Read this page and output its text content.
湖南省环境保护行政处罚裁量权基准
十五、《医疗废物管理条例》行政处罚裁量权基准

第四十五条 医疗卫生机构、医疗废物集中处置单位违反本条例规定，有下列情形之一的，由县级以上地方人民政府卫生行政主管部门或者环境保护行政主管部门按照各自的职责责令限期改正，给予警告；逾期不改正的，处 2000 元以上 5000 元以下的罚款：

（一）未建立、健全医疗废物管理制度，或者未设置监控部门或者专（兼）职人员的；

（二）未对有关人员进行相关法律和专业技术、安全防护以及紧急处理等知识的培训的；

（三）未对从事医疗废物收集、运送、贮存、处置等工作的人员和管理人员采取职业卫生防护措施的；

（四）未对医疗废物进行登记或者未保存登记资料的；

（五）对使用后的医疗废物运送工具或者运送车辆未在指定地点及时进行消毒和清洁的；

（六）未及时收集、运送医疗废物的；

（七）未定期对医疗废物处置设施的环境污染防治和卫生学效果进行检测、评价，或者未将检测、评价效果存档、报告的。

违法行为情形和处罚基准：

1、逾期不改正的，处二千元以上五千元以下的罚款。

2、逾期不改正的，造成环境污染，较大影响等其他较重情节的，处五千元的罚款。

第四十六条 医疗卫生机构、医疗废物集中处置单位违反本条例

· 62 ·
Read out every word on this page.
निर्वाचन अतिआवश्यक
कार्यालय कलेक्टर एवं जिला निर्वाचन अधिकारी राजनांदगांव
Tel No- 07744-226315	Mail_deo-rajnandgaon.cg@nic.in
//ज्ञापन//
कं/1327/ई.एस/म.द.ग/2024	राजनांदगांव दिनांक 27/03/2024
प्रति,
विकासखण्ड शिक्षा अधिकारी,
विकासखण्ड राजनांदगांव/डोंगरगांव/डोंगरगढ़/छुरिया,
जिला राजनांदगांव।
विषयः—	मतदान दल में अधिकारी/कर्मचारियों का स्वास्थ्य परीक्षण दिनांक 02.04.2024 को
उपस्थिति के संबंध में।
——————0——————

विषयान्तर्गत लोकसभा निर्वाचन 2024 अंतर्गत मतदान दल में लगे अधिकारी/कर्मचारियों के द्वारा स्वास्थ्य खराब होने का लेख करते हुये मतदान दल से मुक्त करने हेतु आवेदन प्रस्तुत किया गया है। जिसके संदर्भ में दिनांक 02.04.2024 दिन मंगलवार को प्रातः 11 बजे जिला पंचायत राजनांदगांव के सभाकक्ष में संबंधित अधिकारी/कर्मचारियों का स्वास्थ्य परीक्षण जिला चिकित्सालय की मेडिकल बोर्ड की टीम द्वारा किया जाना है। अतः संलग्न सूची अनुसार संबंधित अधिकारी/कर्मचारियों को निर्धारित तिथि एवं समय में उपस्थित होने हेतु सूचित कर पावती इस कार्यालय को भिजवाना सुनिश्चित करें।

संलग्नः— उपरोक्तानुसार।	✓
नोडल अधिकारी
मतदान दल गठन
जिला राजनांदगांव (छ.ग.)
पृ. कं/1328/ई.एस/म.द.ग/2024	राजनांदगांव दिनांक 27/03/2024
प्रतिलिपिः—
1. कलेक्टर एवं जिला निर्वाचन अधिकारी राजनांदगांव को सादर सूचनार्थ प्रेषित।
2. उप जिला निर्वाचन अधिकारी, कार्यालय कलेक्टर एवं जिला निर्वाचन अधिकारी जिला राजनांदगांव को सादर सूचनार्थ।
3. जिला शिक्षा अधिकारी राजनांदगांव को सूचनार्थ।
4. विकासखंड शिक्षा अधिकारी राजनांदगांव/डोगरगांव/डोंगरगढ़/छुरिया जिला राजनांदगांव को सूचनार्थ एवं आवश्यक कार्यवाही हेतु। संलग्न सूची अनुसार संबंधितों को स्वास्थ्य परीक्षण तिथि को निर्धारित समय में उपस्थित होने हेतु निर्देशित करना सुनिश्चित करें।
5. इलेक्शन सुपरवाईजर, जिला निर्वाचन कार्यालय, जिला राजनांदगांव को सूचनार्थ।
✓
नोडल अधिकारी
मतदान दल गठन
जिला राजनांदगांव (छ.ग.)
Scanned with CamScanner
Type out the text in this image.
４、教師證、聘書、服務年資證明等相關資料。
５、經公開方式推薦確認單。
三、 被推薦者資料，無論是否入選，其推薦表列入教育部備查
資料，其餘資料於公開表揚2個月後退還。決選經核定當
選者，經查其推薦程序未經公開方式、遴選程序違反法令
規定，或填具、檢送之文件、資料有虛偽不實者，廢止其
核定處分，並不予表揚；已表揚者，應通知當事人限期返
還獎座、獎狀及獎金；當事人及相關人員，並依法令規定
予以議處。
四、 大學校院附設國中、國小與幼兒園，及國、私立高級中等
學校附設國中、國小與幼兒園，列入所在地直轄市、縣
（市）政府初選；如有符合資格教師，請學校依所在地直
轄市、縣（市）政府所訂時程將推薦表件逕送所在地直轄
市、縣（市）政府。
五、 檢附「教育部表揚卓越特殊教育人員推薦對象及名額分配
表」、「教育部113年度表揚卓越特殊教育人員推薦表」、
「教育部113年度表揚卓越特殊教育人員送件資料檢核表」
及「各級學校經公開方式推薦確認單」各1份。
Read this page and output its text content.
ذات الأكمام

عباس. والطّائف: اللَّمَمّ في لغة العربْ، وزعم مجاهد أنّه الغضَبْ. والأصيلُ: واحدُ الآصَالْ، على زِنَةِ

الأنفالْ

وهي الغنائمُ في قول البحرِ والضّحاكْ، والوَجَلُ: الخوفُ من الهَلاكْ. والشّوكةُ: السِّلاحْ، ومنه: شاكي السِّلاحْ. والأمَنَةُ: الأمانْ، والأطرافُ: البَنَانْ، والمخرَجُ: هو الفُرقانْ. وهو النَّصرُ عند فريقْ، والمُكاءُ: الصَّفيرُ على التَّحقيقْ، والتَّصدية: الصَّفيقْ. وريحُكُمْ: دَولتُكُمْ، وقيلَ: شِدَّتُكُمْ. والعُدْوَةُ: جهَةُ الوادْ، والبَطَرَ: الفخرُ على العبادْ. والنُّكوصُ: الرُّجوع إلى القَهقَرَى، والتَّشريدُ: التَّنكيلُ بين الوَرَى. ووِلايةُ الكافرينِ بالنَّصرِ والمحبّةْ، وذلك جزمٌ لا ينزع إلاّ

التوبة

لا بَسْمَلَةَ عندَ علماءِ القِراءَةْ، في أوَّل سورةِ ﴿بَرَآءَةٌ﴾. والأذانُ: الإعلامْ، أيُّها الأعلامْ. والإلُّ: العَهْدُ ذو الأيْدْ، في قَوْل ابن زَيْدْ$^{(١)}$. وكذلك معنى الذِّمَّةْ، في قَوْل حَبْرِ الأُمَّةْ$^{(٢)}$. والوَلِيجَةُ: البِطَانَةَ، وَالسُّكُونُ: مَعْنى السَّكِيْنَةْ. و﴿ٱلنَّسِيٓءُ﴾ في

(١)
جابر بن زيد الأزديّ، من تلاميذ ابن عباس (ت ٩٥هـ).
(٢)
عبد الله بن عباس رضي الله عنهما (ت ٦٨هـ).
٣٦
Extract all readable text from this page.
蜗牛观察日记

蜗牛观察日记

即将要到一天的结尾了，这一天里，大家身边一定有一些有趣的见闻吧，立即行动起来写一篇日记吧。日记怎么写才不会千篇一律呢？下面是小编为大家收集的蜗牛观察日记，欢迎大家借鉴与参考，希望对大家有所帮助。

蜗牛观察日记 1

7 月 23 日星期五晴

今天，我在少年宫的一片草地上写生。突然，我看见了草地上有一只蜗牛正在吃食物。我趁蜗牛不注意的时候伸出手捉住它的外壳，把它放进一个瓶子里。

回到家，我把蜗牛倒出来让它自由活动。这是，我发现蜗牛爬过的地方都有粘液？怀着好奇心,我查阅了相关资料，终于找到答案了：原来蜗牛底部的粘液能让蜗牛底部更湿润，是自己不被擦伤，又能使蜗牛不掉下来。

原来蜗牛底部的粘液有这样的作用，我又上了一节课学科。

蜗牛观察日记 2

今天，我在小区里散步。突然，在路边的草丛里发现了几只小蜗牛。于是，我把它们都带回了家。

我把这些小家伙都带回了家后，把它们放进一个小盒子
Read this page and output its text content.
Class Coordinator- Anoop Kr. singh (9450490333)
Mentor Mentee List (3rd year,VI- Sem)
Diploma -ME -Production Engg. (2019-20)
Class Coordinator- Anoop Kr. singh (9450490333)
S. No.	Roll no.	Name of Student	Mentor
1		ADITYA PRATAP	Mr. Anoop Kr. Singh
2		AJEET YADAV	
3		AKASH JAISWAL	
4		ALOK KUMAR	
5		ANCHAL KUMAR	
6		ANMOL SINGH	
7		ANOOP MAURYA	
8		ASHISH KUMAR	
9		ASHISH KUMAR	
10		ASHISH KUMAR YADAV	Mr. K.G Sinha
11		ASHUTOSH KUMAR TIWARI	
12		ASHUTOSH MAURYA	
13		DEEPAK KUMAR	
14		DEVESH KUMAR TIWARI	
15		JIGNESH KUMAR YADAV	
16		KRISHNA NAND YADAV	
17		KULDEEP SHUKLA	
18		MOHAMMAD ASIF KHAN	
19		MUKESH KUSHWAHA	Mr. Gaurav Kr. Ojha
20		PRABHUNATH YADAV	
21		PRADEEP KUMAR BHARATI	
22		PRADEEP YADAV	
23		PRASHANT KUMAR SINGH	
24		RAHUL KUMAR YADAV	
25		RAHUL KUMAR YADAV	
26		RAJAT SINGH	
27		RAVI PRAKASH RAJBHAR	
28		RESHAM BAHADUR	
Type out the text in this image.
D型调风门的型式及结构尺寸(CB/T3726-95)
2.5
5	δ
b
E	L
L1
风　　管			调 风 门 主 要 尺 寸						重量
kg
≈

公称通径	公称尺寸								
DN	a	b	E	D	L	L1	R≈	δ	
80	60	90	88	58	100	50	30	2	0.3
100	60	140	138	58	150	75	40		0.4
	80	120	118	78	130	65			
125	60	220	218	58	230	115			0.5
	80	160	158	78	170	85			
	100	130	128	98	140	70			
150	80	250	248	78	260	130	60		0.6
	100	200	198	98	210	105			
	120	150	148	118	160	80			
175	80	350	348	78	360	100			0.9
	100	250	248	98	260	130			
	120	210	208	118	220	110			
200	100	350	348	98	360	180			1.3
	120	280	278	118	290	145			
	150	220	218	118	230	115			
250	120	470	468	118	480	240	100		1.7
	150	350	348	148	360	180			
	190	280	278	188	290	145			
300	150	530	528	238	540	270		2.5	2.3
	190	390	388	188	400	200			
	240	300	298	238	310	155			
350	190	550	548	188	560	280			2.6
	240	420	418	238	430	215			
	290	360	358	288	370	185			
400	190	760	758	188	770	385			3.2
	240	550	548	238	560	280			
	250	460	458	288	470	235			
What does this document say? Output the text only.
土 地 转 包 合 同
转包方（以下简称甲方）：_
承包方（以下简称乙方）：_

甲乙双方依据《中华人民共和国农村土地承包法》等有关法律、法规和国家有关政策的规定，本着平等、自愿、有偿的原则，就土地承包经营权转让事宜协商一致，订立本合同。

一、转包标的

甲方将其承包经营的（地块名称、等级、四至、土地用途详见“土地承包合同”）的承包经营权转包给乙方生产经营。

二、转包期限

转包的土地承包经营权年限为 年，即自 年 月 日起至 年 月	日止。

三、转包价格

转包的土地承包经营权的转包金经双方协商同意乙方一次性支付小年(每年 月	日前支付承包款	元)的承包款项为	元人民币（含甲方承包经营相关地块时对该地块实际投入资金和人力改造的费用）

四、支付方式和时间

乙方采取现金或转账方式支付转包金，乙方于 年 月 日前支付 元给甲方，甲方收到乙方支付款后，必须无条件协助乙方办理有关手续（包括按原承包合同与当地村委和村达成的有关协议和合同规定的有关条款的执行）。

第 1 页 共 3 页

**Problem to solve**
Transcribe word for word the lines from the one holding "What does this" to the last line of the listing above, inclusive.

**Full answer**
What does this document say? Output the text only.
土 地 转 包 合 同
转包方（以下简称甲方）：_
承包方（以下简称乙方）：_

甲乙双方依据《中华人民共和国农村土地承包法》等有关法律、法规和国家有关政策的规定，本着平等、自愿、有偿的原则，就土地承包经营权转让事宜协商一致，订立本合同。

一、转包标的

甲方将其承包经营的（地块名称、等级、四至、土地用途详见“土地承包合同”）的承包经营权转包给乙方生产经营。

二、转包期限

转包的土地承包经营权年限为 年，即自 年 月 日起至 年 月	日止。

三、转包价格

转包的土地承包经营权的转包金经双方协商同意乙方一次性支付小年(每年 月	日前支付承包款	元)的承包款项为	元人民币（含甲方承包经营相关地块时对该地块实际投入资金和人力改造的费用）

四、支付方式和时间

乙方采取现金或转账方式支付转包金，乙方于 年 月 日前支付 元给甲方，甲方收到乙方支付款后，必须无条件协助乙方办理有关手续（包括按原承包合同与当地村委和村达成的有关协议和合同规定的有关条款的执行）。

第 1 页 共 3 页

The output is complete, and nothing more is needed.